** start of EXCERPTED DATA **
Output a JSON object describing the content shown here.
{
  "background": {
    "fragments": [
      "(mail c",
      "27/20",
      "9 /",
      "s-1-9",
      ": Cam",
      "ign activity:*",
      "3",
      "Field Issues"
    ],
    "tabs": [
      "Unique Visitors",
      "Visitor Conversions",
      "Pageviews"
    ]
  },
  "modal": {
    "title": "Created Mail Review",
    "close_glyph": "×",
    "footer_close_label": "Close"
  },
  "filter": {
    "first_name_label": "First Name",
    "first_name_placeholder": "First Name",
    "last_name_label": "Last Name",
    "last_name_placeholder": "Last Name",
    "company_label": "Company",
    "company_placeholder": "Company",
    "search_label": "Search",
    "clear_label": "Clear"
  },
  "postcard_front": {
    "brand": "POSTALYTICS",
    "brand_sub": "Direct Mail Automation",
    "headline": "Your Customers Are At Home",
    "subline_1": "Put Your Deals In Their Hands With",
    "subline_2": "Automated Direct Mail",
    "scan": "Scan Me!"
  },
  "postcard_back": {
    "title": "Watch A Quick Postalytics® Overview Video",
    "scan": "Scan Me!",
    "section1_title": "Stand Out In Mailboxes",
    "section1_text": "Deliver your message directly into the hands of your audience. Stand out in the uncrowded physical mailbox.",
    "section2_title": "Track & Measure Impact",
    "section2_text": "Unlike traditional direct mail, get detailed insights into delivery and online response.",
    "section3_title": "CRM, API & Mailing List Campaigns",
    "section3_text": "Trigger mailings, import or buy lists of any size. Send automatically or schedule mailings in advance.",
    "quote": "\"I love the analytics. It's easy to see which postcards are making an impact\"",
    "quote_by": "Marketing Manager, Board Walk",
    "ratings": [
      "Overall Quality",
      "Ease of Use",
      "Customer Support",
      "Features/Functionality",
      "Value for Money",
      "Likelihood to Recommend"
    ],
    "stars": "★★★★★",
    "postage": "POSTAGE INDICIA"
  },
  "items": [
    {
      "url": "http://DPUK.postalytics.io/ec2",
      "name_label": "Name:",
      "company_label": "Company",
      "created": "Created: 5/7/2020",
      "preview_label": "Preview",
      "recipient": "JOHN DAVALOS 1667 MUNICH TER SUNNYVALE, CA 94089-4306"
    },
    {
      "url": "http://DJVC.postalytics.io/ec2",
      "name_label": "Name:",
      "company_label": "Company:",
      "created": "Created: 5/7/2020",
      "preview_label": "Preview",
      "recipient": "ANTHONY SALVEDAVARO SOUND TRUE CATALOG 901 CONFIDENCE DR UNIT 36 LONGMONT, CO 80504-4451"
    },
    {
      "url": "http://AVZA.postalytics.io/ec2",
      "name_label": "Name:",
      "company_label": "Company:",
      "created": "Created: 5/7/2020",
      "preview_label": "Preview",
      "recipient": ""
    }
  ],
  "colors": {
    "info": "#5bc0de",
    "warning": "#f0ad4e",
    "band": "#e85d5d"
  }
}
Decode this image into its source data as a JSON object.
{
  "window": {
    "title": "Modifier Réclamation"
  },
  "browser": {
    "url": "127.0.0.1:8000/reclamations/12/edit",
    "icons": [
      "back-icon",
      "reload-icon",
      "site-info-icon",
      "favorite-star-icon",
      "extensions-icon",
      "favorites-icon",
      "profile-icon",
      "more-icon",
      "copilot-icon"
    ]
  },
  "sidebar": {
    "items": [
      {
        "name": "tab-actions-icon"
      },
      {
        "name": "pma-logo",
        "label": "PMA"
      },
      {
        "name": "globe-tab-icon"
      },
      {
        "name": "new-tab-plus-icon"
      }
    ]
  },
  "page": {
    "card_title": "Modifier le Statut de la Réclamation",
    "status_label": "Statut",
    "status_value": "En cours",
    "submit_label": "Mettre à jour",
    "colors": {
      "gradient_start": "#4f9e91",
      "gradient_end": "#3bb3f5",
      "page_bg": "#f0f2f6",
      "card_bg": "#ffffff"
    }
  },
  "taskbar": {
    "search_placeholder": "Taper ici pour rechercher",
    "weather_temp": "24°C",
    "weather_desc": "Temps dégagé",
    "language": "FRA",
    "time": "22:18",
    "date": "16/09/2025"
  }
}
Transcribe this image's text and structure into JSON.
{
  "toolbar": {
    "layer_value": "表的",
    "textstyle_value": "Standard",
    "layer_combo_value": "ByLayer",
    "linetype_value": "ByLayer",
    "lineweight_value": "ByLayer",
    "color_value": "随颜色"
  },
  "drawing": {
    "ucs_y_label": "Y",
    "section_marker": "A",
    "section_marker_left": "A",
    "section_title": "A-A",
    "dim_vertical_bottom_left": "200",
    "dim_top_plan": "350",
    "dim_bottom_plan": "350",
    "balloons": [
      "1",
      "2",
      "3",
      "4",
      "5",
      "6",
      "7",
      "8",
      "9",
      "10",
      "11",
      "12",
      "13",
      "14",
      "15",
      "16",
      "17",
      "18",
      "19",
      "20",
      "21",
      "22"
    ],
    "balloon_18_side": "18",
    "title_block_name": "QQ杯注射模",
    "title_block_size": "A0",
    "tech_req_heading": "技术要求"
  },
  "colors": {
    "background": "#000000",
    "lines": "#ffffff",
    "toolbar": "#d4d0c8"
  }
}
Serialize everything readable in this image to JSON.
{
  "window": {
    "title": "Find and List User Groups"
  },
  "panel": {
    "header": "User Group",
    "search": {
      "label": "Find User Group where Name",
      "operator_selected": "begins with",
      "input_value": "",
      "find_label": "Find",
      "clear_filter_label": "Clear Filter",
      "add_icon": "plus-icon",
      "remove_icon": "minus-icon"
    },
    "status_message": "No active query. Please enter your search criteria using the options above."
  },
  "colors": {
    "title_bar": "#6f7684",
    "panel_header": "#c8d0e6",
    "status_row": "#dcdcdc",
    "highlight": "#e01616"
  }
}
** end of EXCERPTED DATA **
- [WRITTEN PROBLEM] Copy out all lines where the word "First" appears.

- [ANSWER TO THE PROBLEM]
    "first_name_label": "First Name",
    "first_name_placeholder": "First Name",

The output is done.